#### ESTRATTO DEL DOCUMENTO
----------------------------------------

Gli escursionisti tendono ad addentrarsi in zone scarsamente coperte dalle reti mobili, aspetto da non trascurare soprattutto quando c’è bisogno di richiedere l’intervento di soccorritori.

Ma l’intelligenza artificiale può rivelarsi anche in questo caso uno strumento utile: e non in un futuro ancora da stabilire, ma già oggi le operazioni di soccorso coadiuvate dall’IA diventano più veloci e precise.

Tra chi fa uso delle tecnologie più avanzate c’è anche Il Corpo nazionale Soccorso alpino e Speleologico (CNSAS) che ha la sede centrale a Milano ma è presente in tutta Italia.

----------------------------------------

#### ESTRATTO DEI DATI
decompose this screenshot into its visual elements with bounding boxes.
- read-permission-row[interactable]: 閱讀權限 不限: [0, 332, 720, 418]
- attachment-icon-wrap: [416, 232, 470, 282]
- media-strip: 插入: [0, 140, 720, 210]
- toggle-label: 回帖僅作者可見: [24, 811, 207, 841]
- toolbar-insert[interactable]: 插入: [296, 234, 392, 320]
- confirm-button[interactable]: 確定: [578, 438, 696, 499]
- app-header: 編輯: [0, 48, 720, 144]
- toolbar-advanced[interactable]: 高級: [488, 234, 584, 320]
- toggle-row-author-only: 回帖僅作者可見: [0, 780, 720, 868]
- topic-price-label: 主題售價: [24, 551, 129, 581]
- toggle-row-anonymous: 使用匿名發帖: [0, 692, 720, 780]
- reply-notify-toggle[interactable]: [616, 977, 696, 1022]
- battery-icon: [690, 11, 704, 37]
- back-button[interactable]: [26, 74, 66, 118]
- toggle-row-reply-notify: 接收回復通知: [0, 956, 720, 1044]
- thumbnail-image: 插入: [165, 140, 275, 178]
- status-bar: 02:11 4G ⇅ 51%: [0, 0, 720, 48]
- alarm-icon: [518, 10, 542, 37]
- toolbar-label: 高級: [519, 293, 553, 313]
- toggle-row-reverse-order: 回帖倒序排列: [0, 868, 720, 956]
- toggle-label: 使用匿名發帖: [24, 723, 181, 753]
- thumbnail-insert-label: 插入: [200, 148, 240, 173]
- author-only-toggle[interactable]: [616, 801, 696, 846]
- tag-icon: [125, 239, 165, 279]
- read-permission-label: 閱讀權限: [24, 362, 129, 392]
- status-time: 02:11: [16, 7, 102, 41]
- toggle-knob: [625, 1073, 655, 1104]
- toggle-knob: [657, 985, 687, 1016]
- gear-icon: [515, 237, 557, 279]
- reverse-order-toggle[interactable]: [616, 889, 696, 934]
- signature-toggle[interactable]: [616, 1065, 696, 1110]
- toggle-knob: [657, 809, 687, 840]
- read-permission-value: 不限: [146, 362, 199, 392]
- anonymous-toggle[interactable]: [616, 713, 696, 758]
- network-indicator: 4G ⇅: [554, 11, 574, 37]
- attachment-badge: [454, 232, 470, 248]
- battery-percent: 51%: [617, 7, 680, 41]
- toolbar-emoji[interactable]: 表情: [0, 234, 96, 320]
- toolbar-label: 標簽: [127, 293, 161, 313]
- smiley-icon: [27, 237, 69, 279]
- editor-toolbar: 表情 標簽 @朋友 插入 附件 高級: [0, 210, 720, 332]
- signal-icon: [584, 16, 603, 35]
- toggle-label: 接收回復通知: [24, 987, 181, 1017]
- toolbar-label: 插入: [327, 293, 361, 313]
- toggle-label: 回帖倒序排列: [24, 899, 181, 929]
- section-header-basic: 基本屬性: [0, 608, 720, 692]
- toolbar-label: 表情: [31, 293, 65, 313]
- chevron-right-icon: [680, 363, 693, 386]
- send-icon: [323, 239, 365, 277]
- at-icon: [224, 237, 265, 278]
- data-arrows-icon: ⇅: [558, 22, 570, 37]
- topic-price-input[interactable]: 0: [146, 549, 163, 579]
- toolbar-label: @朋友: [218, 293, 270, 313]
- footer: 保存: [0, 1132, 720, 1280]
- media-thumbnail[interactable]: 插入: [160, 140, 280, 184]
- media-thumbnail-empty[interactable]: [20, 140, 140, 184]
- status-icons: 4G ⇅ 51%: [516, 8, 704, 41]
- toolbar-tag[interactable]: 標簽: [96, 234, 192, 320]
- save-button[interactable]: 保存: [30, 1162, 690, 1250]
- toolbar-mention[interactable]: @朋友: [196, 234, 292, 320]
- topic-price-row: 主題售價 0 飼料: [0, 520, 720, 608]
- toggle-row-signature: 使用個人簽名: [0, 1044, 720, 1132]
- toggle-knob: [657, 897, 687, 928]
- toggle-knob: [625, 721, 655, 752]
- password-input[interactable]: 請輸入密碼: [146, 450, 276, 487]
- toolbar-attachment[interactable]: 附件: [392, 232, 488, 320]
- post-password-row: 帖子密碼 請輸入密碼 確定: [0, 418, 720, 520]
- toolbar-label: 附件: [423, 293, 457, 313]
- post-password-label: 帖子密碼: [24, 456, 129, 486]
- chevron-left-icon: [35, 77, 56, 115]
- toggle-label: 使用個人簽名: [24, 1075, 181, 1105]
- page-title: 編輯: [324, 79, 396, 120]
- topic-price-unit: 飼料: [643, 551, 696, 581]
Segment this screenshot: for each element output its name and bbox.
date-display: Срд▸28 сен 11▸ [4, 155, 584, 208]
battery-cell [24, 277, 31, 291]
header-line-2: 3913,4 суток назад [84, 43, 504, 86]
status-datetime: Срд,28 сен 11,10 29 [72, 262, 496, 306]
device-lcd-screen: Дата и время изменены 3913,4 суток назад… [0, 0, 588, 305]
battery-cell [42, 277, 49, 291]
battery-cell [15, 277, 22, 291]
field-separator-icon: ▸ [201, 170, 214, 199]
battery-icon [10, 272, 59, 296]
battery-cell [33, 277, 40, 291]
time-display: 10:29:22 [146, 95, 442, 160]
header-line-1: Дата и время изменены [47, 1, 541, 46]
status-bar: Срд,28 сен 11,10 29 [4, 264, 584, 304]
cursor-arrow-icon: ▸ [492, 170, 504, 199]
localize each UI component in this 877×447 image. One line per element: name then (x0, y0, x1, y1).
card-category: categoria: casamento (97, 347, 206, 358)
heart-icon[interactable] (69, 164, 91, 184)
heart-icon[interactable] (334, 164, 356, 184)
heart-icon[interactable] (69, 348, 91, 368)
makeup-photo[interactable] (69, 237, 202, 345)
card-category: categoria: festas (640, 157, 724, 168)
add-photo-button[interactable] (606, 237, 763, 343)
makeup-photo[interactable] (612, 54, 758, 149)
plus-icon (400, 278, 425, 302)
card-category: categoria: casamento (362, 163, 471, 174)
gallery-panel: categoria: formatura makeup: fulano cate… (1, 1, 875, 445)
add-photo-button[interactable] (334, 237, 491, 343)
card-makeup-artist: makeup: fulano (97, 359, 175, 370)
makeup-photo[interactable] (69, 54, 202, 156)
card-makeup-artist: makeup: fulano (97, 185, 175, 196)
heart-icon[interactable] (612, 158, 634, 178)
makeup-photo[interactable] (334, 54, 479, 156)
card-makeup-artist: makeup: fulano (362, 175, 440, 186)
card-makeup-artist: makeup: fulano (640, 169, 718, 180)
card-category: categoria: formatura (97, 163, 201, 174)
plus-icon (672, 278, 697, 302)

----------------------------------------

#### DOMANDE
- 1) Secondo il testo sull'intelligenza artificiale nel soccorso in montagna, in quale città ha la sede centrale il CNSAS?
- 2) Scrivi il seguito del testo sull'intelligenza artificiale nel soccorso in montagna, a partire dalla sua ultima frase.

#### RISPOSTE
- 1) A Milano.

- 2)
L’IA al servizio degli escursionisti dispersi

Lo scorso luglio, il Soccorso alpino ha ritrovato il corpo di Nicola Ivaldo, un medico ligure disperso sul Monviso e di cui non si avevano più notizie dalla metà di settembre del 2024, ossia da circa dieci mesi. La ricerca è stata effettuata usando un’IA che ha esaminato migliaia di immagini scattate da un drone fino a individuarne una in cui appariva il caschetto dell’uomo, facilitando così le operazioni di recupero.